**Objective**
Copy all the entries word for word, but omit the pictures.

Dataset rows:
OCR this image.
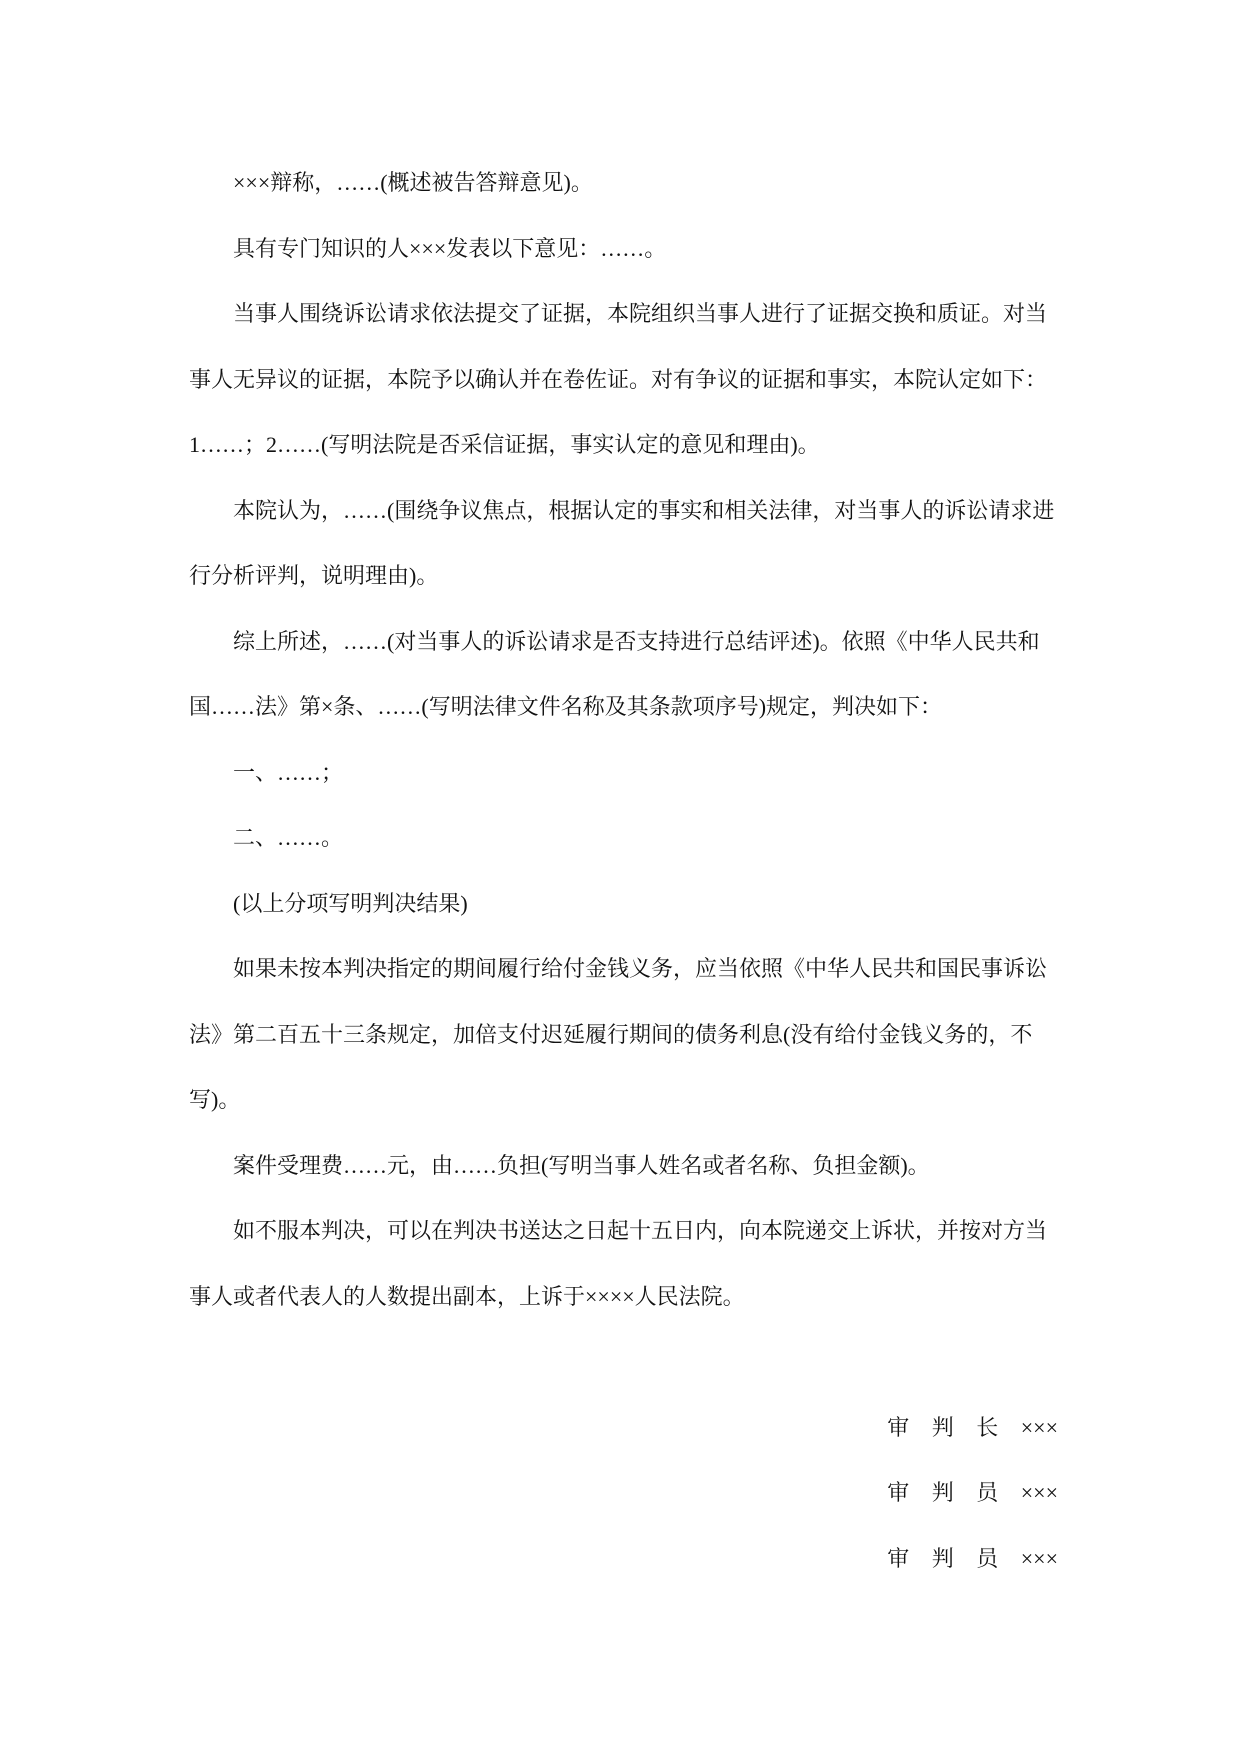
×××辩称，……(概述被告答辩意见)。
具有专门知识的人×××发表以下意见：……。
当事人围绕诉讼请求依法提交了证据，本院组织当事人进行了证据交换和质证。对当
事人无异议的证据，本院予以确认并在卷佐证。对有争议的证据和事实，本院认定如下：
1……；2……(写明法院是否采信证据，事实认定的意见和理由)。
本院认为，……(围绕争议焦点，根据认定的事实和相关法律，对当事人的诉讼请求进
行分析评判，说明理由)。
综上所述，……(对当事人的诉讼请求是否支持进行总结评述)。依照《中华人民共和
国……法》第×条、……(写明法律文件名称及其条款项序号)规定，判决如下：
一、……；
二、……。
(以上分项写明判决结果)
如果未按本判决指定的期间履行给付金钱义务，应当依照《中华人民共和国民事诉讼
法》第二百五十三条规定，加倍支付迟延履行期间的债务利息(没有给付金钱义务的，不
写)。
案件受理费……元，由……负担(写明当事人姓名或者名称、负担金额)。
如不服本判决，可以在判决书送达之日起十五日内，向本院递交上诉状，并按对方当
事人或者代表人的人数提出副本，上诉于××××人民法院。
审判长 ×××
审判员 ×××
审判员 ×××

**Written reply**
OCR this image.
×××辩称，……(概述被告答辩意见)。
具有专门知识的人×××发表以下意见：……。
当事人围绕诉讼请求依法提交了证据，本院组织当事人进行了证据交换和质证。对当
事人无异议的证据，本院予以确认并在卷佐证。对有争议的证据和事实，本院认定如下：
1……；2……(写明法院是否采信证据，事实认定的意见和理由)。
本院认为，……(围绕争议焦点，根据认定的事实和相关法律，对当事人的诉讼请求进
行分析评判，说明理由)。
综上所述，……(对当事人的诉讼请求是否支持进行总结评述)。依照《中华人民共和
国……法》第×条、……(写明法律文件名称及其条款项序号)规定，判决如下：
一、……；
二、……。
(以上分项写明判决结果)
如果未按本判决指定的期间履行给付金钱义务，应当依照《中华人民共和国民事诉讼
法》第二百五十三条规定，加倍支付迟延履行期间的债务利息(没有给付金钱义务的，不
写)。
案件受理费……元，由……负担(写明当事人姓名或者名称、负担金额)。
如不服本判决，可以在判决书送达之日起十五日内，向本院递交上诉状，并按对方当
事人或者代表人的人数提出副本，上诉于××××人民法院。
审判长 ×××
审判员 ×××
审判员 ×××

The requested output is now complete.